Dataset records:
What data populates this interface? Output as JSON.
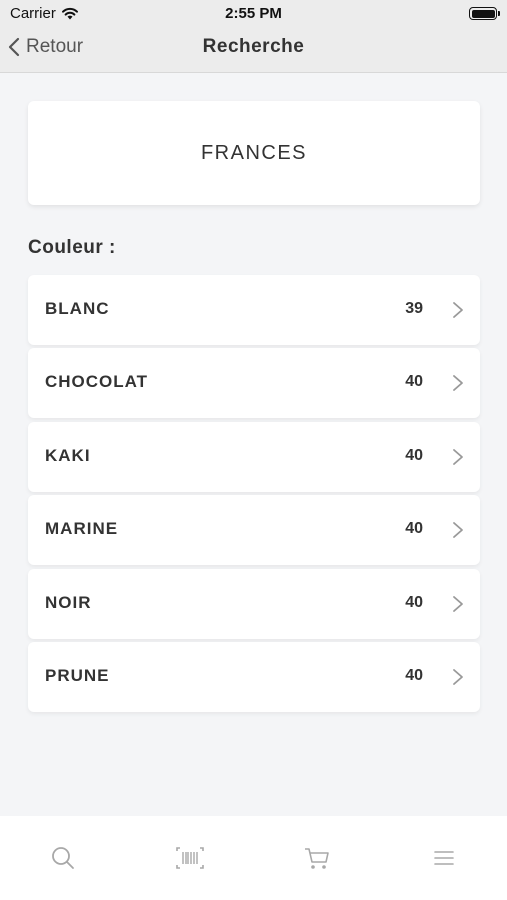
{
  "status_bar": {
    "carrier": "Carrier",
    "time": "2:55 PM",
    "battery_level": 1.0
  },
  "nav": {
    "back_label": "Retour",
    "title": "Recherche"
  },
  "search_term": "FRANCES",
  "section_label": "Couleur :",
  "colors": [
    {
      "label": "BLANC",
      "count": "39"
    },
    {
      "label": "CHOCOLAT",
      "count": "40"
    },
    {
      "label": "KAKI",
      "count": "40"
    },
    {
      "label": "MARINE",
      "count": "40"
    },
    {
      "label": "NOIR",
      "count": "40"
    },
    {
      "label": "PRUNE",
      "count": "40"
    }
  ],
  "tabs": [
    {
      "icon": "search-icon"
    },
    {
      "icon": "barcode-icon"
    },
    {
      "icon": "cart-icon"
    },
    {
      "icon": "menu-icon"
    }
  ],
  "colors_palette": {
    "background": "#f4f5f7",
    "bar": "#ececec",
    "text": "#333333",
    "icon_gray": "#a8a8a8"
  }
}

---

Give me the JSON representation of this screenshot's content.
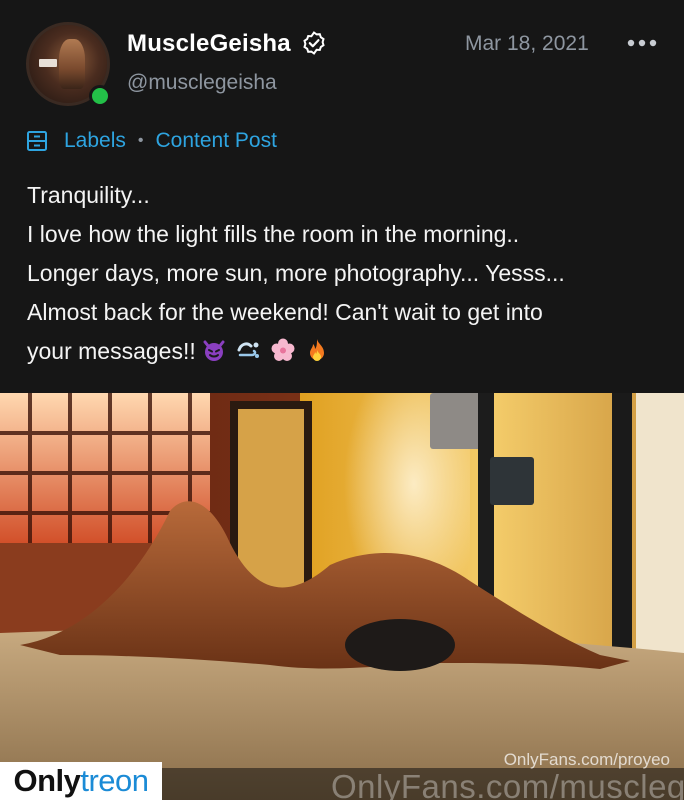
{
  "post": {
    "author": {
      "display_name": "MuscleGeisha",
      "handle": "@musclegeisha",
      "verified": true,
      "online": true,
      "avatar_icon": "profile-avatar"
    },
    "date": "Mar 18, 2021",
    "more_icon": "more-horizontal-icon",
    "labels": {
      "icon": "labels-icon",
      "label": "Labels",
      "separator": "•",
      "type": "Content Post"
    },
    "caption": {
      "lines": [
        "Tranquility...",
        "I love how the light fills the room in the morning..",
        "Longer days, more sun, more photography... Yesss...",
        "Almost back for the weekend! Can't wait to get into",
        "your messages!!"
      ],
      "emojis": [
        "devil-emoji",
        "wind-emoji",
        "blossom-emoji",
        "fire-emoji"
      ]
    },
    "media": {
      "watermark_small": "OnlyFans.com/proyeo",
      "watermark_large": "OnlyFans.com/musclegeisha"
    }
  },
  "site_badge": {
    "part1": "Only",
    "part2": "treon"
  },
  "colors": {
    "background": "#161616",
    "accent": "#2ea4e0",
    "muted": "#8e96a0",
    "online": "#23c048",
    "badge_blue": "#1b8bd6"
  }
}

▶ _DIRECTIONS_
Copy out every line holding the string "this".

▶ _TASK ANSWER_
What data populates this interface? Output as JSON.
Give me the JSON representation of this screenshot's content.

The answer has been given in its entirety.